• [TASK A]: In the bloating relief article below, list every instruction given for the knees-to-chest pose, in order.
• [TASK B]: Write the next part of the bloating relief article below, picking up after its last sentence.

How to Get Rid of Bloating Fast: 10 Proven Tricks That Work

How to get rid of bloating fast naturally

Your stomach feels like a balloon. Your jeans are cutting into your waist. You’re somewhere between uncomfortable and miserable, and you’d give anything to feel normal again in the next hour. If you’re wondering how to get rid of bloating fast, the good news is that there are real, science-backed things you can do right now.

Most bloating goes away on its own within a few hours. The better news: some of these methods are surprisingly effective, and others are so simple you’ll wonder why nobody told you sooner.

Just as importantly, there’s a lot of stuff that doesn’t work — and some that can actually make things worse. We’ll cover both.

(If you want to know what caused the bloating in the first place, we wrote a whole article on that: What Causes Bloating? 10 Reasons Most Articles Miss. This one is about what to do once you’re already there.)

1. Walk it off (this is the #1 thing)

If you only do one thing on this list, do this. Walking after a meal is the single most effective way to reduce bloating in the moment — and that’s not just an old wives’ tale. UCLA Health put it bluntly: a 10-minute walk or 1,000 steps after eating “reduces gas and bloating better than medication.”

Why does it work? Walking activates the muscles in your belly, hips, and legs, which physically helps push gas through your digestive tract. It also stimulates peristalsis — the wave-like motion that moves food and waste through your gut. When you sit still after eating, gas just sits there. When you walk, it moves.

You don’t need to power-walk or break a sweat. A slow, casual stroll for 10 to 15 minutes is enough. Walk around your block. Walk laps in your living room. Walk around the office. Whatever you can do — just don’t sit on the couch and wait it out.

2. Try gentle yoga poses

Certain yoga poses are basically designed to physically squeeze gas out of your gut. They sound silly, but they really work. The two best ones for fast bloating relief:

Knees-to-chest pose (Apanasana, sometimes called “wind-relieving pose”). Lie on your back. Pull both knees up toward your chest and hold them with your hands. Gently rock side to side. Hold for 30–60 seconds. This puts direct pressure on your colon and helps move trapped gas.

Dataset records:
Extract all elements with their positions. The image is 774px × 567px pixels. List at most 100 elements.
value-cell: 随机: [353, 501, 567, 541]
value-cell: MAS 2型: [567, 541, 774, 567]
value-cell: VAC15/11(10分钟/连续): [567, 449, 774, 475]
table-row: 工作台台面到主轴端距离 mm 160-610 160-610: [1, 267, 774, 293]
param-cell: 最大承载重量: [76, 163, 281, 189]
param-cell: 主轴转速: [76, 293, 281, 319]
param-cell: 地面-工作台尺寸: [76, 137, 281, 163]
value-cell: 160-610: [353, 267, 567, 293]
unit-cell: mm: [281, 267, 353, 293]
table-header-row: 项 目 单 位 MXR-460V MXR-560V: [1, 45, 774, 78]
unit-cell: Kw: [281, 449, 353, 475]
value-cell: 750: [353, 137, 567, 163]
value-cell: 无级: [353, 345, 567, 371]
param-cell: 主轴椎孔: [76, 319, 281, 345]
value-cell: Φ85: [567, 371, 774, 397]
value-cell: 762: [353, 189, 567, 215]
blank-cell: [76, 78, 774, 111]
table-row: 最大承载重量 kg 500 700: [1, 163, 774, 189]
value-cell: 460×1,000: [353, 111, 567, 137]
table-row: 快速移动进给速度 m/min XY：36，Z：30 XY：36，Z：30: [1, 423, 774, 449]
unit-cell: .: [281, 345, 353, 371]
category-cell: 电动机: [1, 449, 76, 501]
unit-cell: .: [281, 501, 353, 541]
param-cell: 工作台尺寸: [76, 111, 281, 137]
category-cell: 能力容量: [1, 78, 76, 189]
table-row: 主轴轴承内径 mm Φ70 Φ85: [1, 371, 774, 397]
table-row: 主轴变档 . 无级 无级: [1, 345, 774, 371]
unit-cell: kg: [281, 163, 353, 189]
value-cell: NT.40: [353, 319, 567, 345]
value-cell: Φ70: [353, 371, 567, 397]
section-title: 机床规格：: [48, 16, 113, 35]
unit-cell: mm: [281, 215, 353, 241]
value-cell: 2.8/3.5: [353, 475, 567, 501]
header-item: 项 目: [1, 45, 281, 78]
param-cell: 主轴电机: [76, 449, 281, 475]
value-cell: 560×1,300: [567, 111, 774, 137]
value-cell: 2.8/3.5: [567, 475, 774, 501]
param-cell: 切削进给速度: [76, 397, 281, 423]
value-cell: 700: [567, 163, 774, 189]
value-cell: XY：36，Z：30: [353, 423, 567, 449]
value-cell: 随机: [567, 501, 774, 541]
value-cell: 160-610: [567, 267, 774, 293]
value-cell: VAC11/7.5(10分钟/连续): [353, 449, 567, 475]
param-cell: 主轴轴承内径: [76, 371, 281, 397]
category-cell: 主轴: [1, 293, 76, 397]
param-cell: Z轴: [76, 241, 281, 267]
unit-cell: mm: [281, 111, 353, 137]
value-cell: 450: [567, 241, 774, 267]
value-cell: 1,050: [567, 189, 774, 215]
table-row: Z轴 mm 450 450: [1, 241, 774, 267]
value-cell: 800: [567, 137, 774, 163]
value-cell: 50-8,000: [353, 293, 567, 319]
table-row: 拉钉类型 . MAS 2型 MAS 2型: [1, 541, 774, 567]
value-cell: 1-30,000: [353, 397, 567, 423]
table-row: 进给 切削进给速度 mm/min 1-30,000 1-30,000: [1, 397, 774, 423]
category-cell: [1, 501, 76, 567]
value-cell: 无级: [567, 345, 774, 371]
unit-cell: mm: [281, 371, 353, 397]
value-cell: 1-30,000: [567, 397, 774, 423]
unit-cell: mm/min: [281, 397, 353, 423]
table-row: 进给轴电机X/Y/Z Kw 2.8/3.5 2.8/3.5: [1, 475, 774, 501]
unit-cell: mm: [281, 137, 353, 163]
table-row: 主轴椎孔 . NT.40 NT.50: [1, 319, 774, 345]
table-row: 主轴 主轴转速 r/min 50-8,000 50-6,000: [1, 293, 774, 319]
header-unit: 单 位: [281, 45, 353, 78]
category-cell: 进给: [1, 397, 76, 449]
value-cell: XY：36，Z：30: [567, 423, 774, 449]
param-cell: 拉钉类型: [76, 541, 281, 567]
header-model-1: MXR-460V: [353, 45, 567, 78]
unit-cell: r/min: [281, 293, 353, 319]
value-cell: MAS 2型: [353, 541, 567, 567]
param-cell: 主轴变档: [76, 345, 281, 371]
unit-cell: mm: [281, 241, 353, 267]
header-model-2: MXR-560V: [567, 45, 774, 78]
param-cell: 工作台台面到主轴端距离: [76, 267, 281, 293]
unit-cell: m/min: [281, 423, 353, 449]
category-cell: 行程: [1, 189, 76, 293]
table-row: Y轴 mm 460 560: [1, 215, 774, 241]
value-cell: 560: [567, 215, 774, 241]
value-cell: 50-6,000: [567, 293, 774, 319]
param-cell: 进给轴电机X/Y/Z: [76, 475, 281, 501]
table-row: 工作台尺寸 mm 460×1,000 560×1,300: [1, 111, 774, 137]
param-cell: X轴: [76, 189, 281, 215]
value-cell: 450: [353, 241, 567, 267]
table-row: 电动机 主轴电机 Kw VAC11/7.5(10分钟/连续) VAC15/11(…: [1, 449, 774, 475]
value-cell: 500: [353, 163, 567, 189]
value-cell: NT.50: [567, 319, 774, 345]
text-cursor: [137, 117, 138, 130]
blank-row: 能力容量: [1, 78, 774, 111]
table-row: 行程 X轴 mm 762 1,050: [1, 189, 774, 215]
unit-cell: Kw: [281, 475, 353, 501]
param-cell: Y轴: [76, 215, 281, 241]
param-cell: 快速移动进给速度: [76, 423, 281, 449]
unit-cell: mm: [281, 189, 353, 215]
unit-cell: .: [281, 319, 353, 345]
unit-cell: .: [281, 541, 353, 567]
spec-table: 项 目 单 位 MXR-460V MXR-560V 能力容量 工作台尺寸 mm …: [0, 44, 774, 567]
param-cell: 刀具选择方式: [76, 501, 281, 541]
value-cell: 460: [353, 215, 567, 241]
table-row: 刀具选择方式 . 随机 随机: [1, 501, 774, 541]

• [ANSWER SPACE A]:
1. Lie on your back.
2. Pull both knees up toward your chest and hold them with your hands.
3. Gently rock side to side.
4. Hold for 30–60 seconds.

• [ANSWER SPACE B]:
Child’s Pose (Balasana). Kneel on the floor, sit back on your heels, fold forward, and rest your forehead on the floor with your arms stretched out in front. Take slow, deep breaths. The forward fold compresses your abdomen and helps release gas naturally.

Both are zero-effort, can be done in pajamas on your bedroom floor, and often work within minutes. No yoga experience needed.

3. Massage your belly

This sounds spa-ish but it’s actually a real technique used by gastroenterologists and physical therapists for relieving gas and constipation. Here’s how to do it:

Lie on your back. Using the flat part of your fingers, gently massage your belly in a clockwise direction (this matches the natural direction of your large intestine). Start at the right side near your hip, move up toward your ribs, across your belly under your ribs, and down the left side. Make slow circles for about 5 minutes.

This physically helps move trapped gas and stool through your colon. People with chronic constipation use this technique daily to keep things moving. For acute bloating, it can give surprisingly fast relief.

4. Drink peppermint tea (or take peppermint oil capsules)

Peppermint is one of the few “natural remedies” that actually has solid science behind it. It works by relaxing the smooth muscles of your digestive tract, which lets trapped gas pass through more easily. It’s been studied extensively for IBS, and it consistently outperforms placebo for bloating and gas.

You have two options:

  • Peppermint tea. Steep a peppermint tea bag in hot water for 5–10 minutes and sip slowly. The warmth itself helps relax your gut, and the menthol does the rest.
  • Enteric-coated peppermint oil capsules. These are stronger and more reliable than tea. The “enteric coating” means the capsule doesn’t dissolve until it reaches your small intestine, where it can do the most good. You can find them at most pharmacies for under $20.

One caveat: peppermint can make heartburn worse for some people because it relaxes the valve between your stomach and esophagus. If you tend to get reflux, try ginger or chamomile instead.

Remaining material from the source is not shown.